Your goal
State the number of lines, and only that number, in which the word "with" appears.

Provided data
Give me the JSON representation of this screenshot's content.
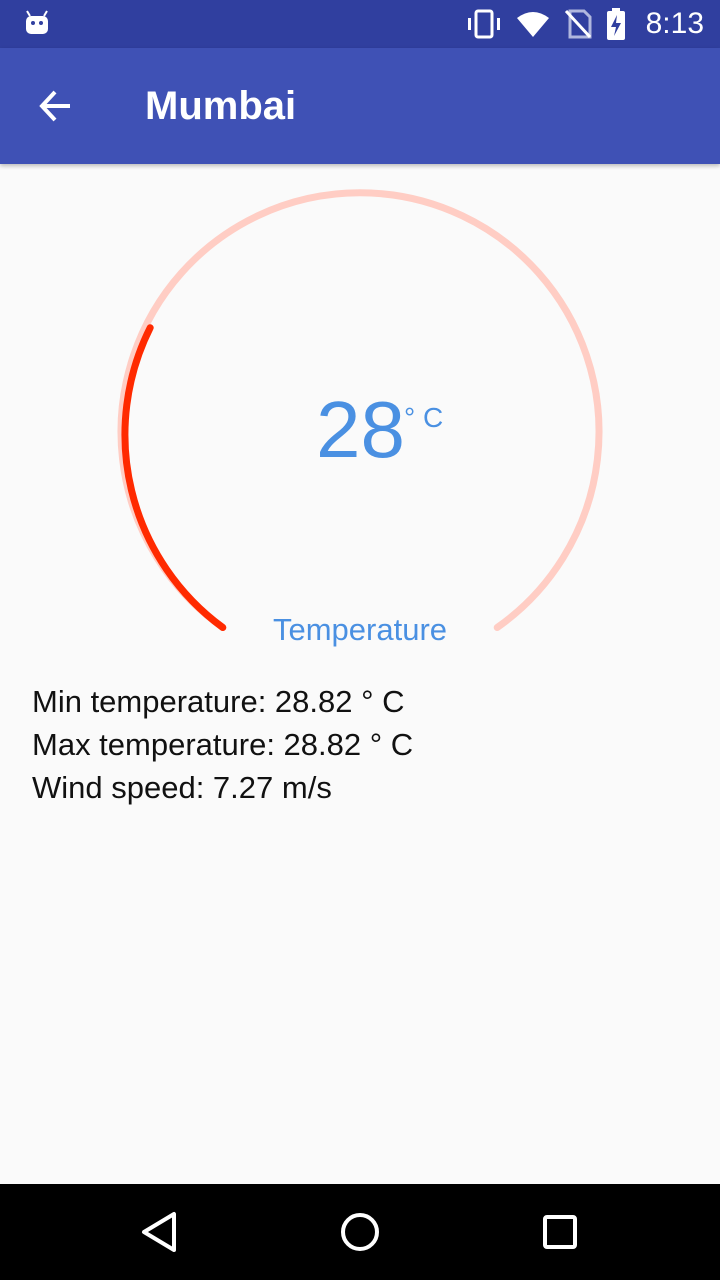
{
  "status_bar": {
    "time": "8:13",
    "icons": [
      "android-icon",
      "vibrate-icon",
      "wifi-icon",
      "no-sim-icon",
      "battery-charging-icon"
    ]
  },
  "app_bar": {
    "back_icon": "arrow-left-icon",
    "title": "Mumbai"
  },
  "gauge": {
    "value": "28",
    "unit": "° C",
    "label": "Temperature",
    "track_color": "#ffcdc4",
    "progress_color": "#ff2a00",
    "text_color": "#4a90e2"
  },
  "details": {
    "min_temp": "Min temperature: 28.82 ° C",
    "max_temp": "Max temperature: 28.82 ° C",
    "wind_speed": "Wind speed: 7.27 m/s"
  },
  "nav_bar": {
    "icons": [
      "back-triangle-icon",
      "home-circle-icon",
      "recents-square-icon"
    ]
  }
}
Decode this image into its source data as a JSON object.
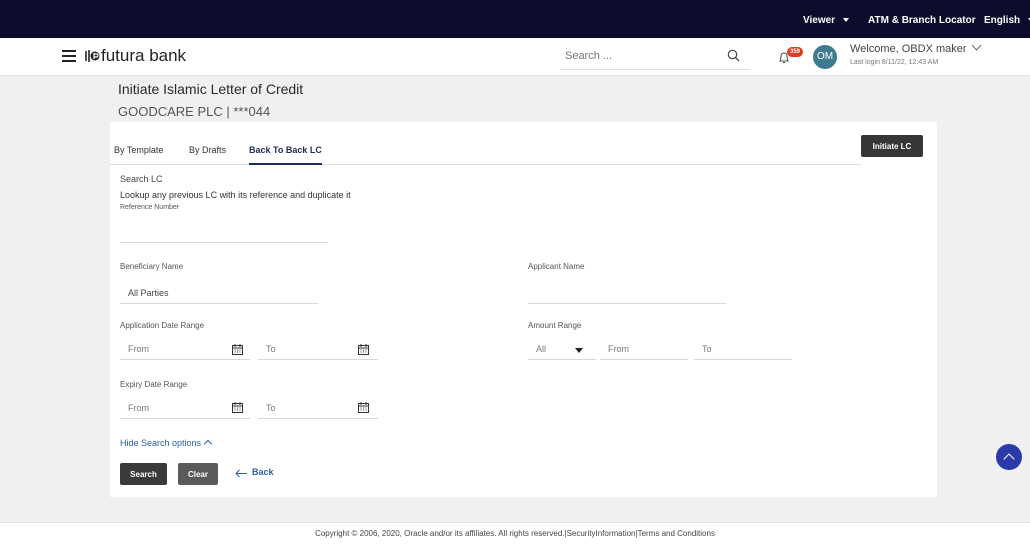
{
  "topbar": {
    "viewer": "Viewer",
    "locator": "ATM & Branch Locator",
    "language": "English"
  },
  "header": {
    "brand": "futura bank",
    "search_placeholder": "Search ...",
    "notification_count": "359",
    "avatar_initials": "OM",
    "welcome": "Welcome, OBDX maker",
    "last_login": "Last login 8/11/22, 12:43 AM"
  },
  "page": {
    "title": "Initiate Islamic Letter of Credit",
    "subtitle": "GOODCARE PLC | ***044"
  },
  "tabs": [
    {
      "label": "By Template"
    },
    {
      "label": "By Drafts"
    },
    {
      "label": "Back To Back LC"
    }
  ],
  "initiate_button": "Initiate LC",
  "search_section": {
    "heading": "Search LC",
    "description": "Lookup any previous LC with its reference and duplicate it",
    "reference_label": "Reference Number",
    "beneficiary_label": "Beneficiary Name",
    "beneficiary_value": "All Parties",
    "applicant_label": "Applicant Name",
    "application_date_label": "Application Date Range",
    "amount_range_label": "Amount Range",
    "amount_currency": "All",
    "from_placeholder": "From",
    "to_placeholder": "To",
    "expiry_date_label": "Expiry Date Range",
    "hide_link": "Hide Search options"
  },
  "actions": {
    "search": "Search",
    "clear": "Clear",
    "back": "Back"
  },
  "footer": {
    "text": "Copyright © 2006, 2020, Oracle and/or its affiliates. All rights reserved.|SecurityInformation|Terms and Conditions"
  },
  "colors": {
    "topbar": "#0c0d2c",
    "accent": "#2b5fa7",
    "button_dark": "#3a3a3a",
    "fab": "#2a3aa8"
  }
}
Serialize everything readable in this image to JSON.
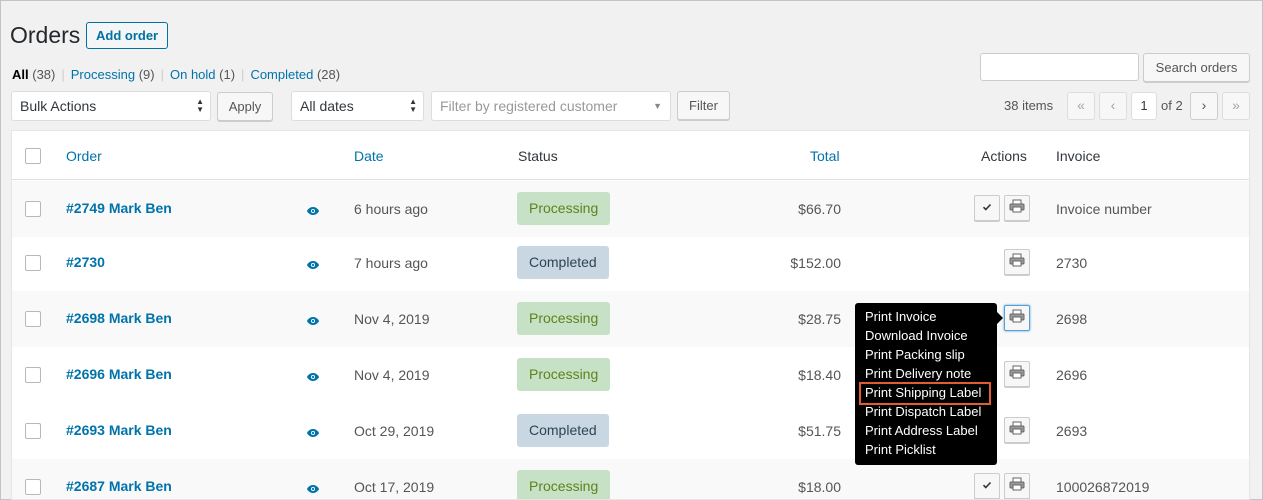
{
  "page": {
    "title": "Orders",
    "add_button": "Add order"
  },
  "views": [
    {
      "label": "All",
      "count": "(38)"
    },
    {
      "label": "Processing",
      "count": "(9)"
    },
    {
      "label": "On hold",
      "count": "(1)"
    },
    {
      "label": "Completed",
      "count": "(28)"
    }
  ],
  "search": {
    "value": "",
    "button": "Search orders"
  },
  "filters": {
    "bulk_actions": "Bulk Actions",
    "apply": "Apply",
    "dates": "All dates",
    "customer_placeholder": "Filter by registered customer",
    "filter_button": "Filter"
  },
  "pagination": {
    "items": "38 items",
    "first": "«",
    "prev": "‹",
    "current_page": "1",
    "of_pages": "of 2",
    "next": "›",
    "last": "»"
  },
  "columns": {
    "order": "Order",
    "date": "Date",
    "status": "Status",
    "total": "Total",
    "actions": "Actions",
    "invoice": "Invoice"
  },
  "rows": [
    {
      "order": "#2749 Mark Ben",
      "date": "6 hours ago",
      "status": "Processing",
      "total": "$66.70",
      "invoice": "Invoice number"
    },
    {
      "order": "#2730",
      "date": "7 hours ago",
      "status": "Completed",
      "total": "$152.00",
      "invoice": "2730"
    },
    {
      "order": "#2698 Mark Ben",
      "date": "Nov 4, 2019",
      "status": "Processing",
      "total": "$28.75",
      "invoice": "2698"
    },
    {
      "order": "#2696 Mark Ben",
      "date": "Nov 4, 2019",
      "status": "Processing",
      "total": "$18.40",
      "invoice": "2696"
    },
    {
      "order": "#2693 Mark Ben",
      "date": "Oct 29, 2019",
      "status": "Completed",
      "total": "$51.75",
      "invoice": "2693"
    },
    {
      "order": "#2687 Mark Ben",
      "date": "Oct 17, 2019",
      "status": "Processing",
      "total": "$18.00",
      "invoice": "100026872019"
    }
  ],
  "print_menu": [
    "Print Invoice",
    "Download Invoice",
    "Print Packing slip",
    "Print Delivery note",
    "Print Shipping Label",
    "Print Dispatch Label",
    "Print Address Label",
    "Print Picklist"
  ],
  "icons": {
    "view": "eye-icon",
    "complete": "checkmark-icon",
    "print": "printer-icon",
    "select_arrows": "updown-arrows-icon"
  },
  "colors": {
    "link": "#0073aa",
    "processing_bg": "#c6e1c6",
    "processing_text": "#5b841b",
    "completed_bg": "#c8d7e1",
    "completed_text": "#2e4453",
    "highlight_border": "#e35b32"
  }
}
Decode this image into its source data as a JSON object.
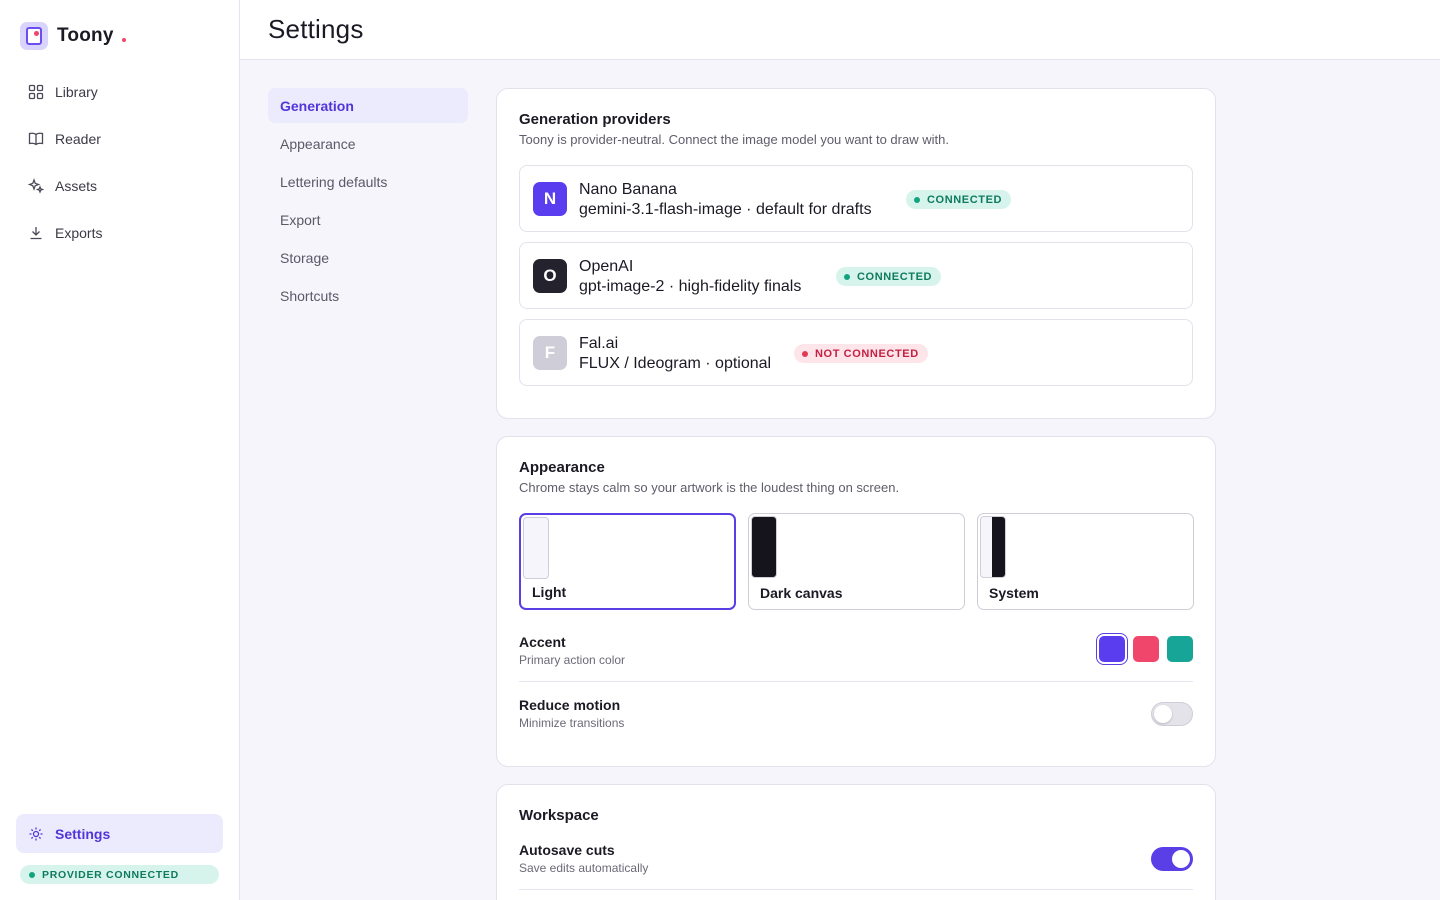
{
  "app": {
    "name": "Toony"
  },
  "sidebar": {
    "items": [
      {
        "label": "Library",
        "icon": "grid-icon"
      },
      {
        "label": "Reader",
        "icon": "book-icon"
      },
      {
        "label": "Assets",
        "icon": "sparkle-icon"
      },
      {
        "label": "Exports",
        "icon": "download-icon"
      }
    ],
    "settings_label": "Settings",
    "provider_status": "PROVIDER CONNECTED"
  },
  "header": {
    "title": "Settings"
  },
  "subnav": {
    "items": [
      "Generation",
      "Appearance",
      "Lettering defaults",
      "Export",
      "Storage",
      "Shortcuts"
    ],
    "active": "Generation"
  },
  "generation": {
    "title": "Generation providers",
    "description": "Toony is provider-neutral. Connect the image model you want to draw with.",
    "providers": [
      {
        "initial": "N",
        "name": "Nano Banana",
        "detail": "gemini-3.1-flash-image · default for drafts",
        "status": "CONNECTED",
        "color": "#5b3df0"
      },
      {
        "initial": "O",
        "name": "OpenAI",
        "detail": "gpt-image-2 · high-fidelity finals",
        "status": "CONNECTED",
        "color": "#24232d"
      },
      {
        "initial": "F",
        "name": "Fal.ai",
        "detail": "FLUX / Ideogram · optional",
        "status": "NOT CONNECTED",
        "color": "#cfcdd8"
      }
    ]
  },
  "appearance": {
    "title": "Appearance",
    "description": "Chrome stays calm so your artwork is the loudest thing on screen.",
    "themes": [
      "Light",
      "Dark canvas",
      "System"
    ],
    "selected_theme": "Light",
    "accent": {
      "title": "Accent",
      "subtitle": "Primary action color",
      "colors": [
        "#5b3df0",
        "#f0466b",
        "#16a596"
      ]
    },
    "reduce_motion": {
      "title": "Reduce motion",
      "subtitle": "Minimize transitions",
      "enabled": false
    }
  },
  "workspace": {
    "title": "Workspace",
    "autosave": {
      "title": "Autosave cuts",
      "subtitle": "Save edits automatically",
      "enabled": true
    }
  }
}
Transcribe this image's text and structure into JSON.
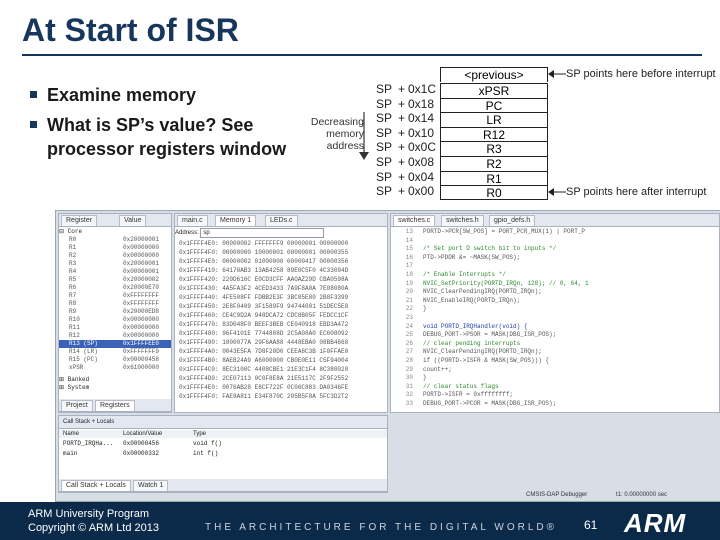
{
  "slide": {
    "title": "At Start of ISR",
    "bullets": [
      "Examine memory",
      "What is SP’s value? See",
      "processor registers window"
    ]
  },
  "stack_diagram": {
    "direction_label_1": "Decreasing",
    "direction_label_2": "memory",
    "direction_label_3": "address",
    "previous": "<previous>",
    "rows": [
      {
        "sp": "SP",
        "plus": "+",
        "offset": "0x1C",
        "content": "xPSR"
      },
      {
        "sp": "SP",
        "plus": "+",
        "offset": "0x18",
        "content": "PC"
      },
      {
        "sp": "SP",
        "plus": "+",
        "offset": "0x14",
        "content": "LR"
      },
      {
        "sp": "SP",
        "plus": "+",
        "offset": "0x10",
        "content": "R12"
      },
      {
        "sp": "SP",
        "plus": "+",
        "offset": "0x0C",
        "content": "R3"
      },
      {
        "sp": "SP",
        "plus": "+",
        "offset": "0x08",
        "content": "R2"
      },
      {
        "sp": "SP",
        "plus": "+",
        "offset": "0x04",
        "content": "R1"
      },
      {
        "sp": "SP",
        "plus": "+",
        "offset": "0x00",
        "content": "R0"
      }
    ],
    "note_before": "SP points here before interrupt",
    "note_after": "SP points here after interrupt"
  },
  "screenshot": {
    "registers_tab": "Register",
    "value_tab": "Value",
    "group_core": "Core",
    "registers": [
      {
        "name": "R0",
        "value": "0x20000001"
      },
      {
        "name": "R1",
        "value": "0x00000000"
      },
      {
        "name": "R2",
        "value": "0x00000000"
      },
      {
        "name": "R3",
        "value": "0x20000001"
      },
      {
        "name": "R4",
        "value": "0x00000001"
      },
      {
        "name": "R5",
        "value": "0x20000002"
      },
      {
        "name": "R6",
        "value": "0x20000E70"
      },
      {
        "name": "R7",
        "value": "0xFFFFFFFF"
      },
      {
        "name": "R8",
        "value": "0xFFFFFFFF"
      },
      {
        "name": "R9",
        "value": "0x20000ED8"
      },
      {
        "name": "R10",
        "value": "0x00000000"
      },
      {
        "name": "R11",
        "value": "0x00000000"
      },
      {
        "name": "R12",
        "value": "0x00000000"
      },
      {
        "name": "R13 (SP)",
        "value": "0x1FFFFEE0"
      },
      {
        "name": "R14 (LR)",
        "value": "0xFFFFFFF9"
      },
      {
        "name": "R15 (PC)",
        "value": "0x00000458"
      },
      {
        "name": "xPSR",
        "value": "0x61000000"
      }
    ],
    "group_banked": "Banked",
    "group_system": "System",
    "project_tab": "Project",
    "registers_bottom_tab": "Registers",
    "memory_tabs": [
      "main.c",
      "Memory 1",
      "LEDs.c"
    ],
    "address_label": "Address:",
    "address_value": "sp",
    "memory_rows": [
      "0x1FFFF4E0: 00000002 FFFFFFF9 00000001 00000000",
      "0x1FFFF4F0: 00000000 10000001 00000001 00000355",
      "0x1FFFF4E0: 00000002 01000000 00000417 00000356",
      "0x1FFFF410: 64170AB3 13AB4258 89E0C5F0 4C33094D",
      "0x1FFFF420: 220D616C E0CD3CFF AAOAZ29D CBA0598A",
      "0x1FFFF430: 4A5FA3F2 4CED3433 7A9F8A0A 7E08080A",
      "0x1FFFF440: 4FE508FF FDBB2E3F 3BC85E80 2B8F3399",
      "0x1FFFF450: 2E8F0409 3F1589F9 94744001 51DEC5E8",
      "0x1FFFF460: CE4C9D2A 948DCA72 CDC8B05F FEDCC1CF",
      "0x1FFFF470: 83D048F0 BEEF3BEB CE040918 EBD3A472",
      "0x1FFFF480: 96F4101E 7744808D 2C5A08A0 EC608092",
      "0x1FFFF490: 1000077A 29F6AA88 4448EBA0 08BB4668",
      "0x1FFFF4A0: 0043E5FA 7D8F20D0 CEEA8C3B 1F0FFAE0",
      "0x1FFFF4B0: 8AEB24A9 A6000000 CB0E0E11 C5F94004",
      "0x1FFFF4C0: 8EC3100C 4408CBE1 21E3C1F4 8C380020",
      "0x1FFFF4D0: 2CE07113 0C0F8E8A 21E5117C 2F9F2552",
      "0x1FFFF4E0: 0076AB28 E8CF722F 0C06C883 DA0346FE",
      "0x1FFFF4F0: FAE8A811 E34F870C 205B5F8A 5FC3D2T2"
    ],
    "code_tabs": [
      "switches.c",
      "switches.h",
      "gpio_defs.h"
    ],
    "code_lines": [
      {
        "no": "13",
        "text": "PORTD->PCR[SW_POS] = PORT_PCR_MUX(1) | PORT_P"
      },
      {
        "no": "14",
        "text": ""
      },
      {
        "no": "15",
        "text": "/* Set port D switch bit to inputs */"
      },
      {
        "no": "16",
        "text": "PTD->PDDR &= ~MASK(SW_POS);"
      },
      {
        "no": "17",
        "text": ""
      },
      {
        "no": "18",
        "text": "/* Enable Interrupts */"
      },
      {
        "no": "19",
        "text": "NVIC_SetPriority(PORTD_IRQn, 128); // 0, 64, 1"
      },
      {
        "no": "20",
        "text": "NVIC_ClearPendingIRQ(PORTD_IRQn);"
      },
      {
        "no": "21",
        "text": "NVIC_EnableIRQ(PORTD_IRQn);"
      },
      {
        "no": "22",
        "text": "}"
      },
      {
        "no": "23",
        "text": ""
      },
      {
        "no": "24",
        "text": "void PORTD_IRQHandler(void) {"
      },
      {
        "no": "25",
        "text": "  DEBUG_PORT->PSOR = MASK(DBG_ISR_POS);"
      },
      {
        "no": "26",
        "text": "  // clear pending interrupts"
      },
      {
        "no": "27",
        "text": "  NVIC_ClearPendingIRQ(PORTD_IRQn);"
      },
      {
        "no": "28",
        "text": "  if ((PORTD->ISFR & MASK(SW_POS))) {"
      },
      {
        "no": "29",
        "text": "    count++;"
      },
      {
        "no": "30",
        "text": "  }"
      },
      {
        "no": "31",
        "text": "  // clear status flags"
      },
      {
        "no": "32",
        "text": "  PORTD->ISFR = 0xffffffff;"
      },
      {
        "no": "33",
        "text": "  DEBUG_PORT->PCOR = MASK(DBG_ISR_POS);"
      }
    ],
    "callstack_title": "Call Stack + Locals",
    "callstack_headers": [
      "Name",
      "Location/Value",
      "Type"
    ],
    "callstack_rows": [
      {
        "name": "PORTD_IRQHa...",
        "location": "0x00000456",
        "type": "void f()"
      },
      {
        "name": "main",
        "location": "0x00000332",
        "type": "int f()"
      }
    ],
    "callstack_tabs": [
      "Call Stack + Locals",
      "Watch 1"
    ],
    "status_debugger": "CMSIS-DAP Debugger",
    "status_time": "t1: 0.00000000 sec"
  },
  "footer": {
    "line1": "ARM University Program",
    "line2": "Copyright © ARM Ltd 2013",
    "tagline": "THE ARCHITECTURE FOR THE DIGITAL WORLD®",
    "page": "61",
    "logo": "ARM"
  },
  "colors": {
    "title": "#16365c",
    "footer": "#0b2a4a",
    "highlight": "#3a63b8"
  }
}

Response for this exercise
2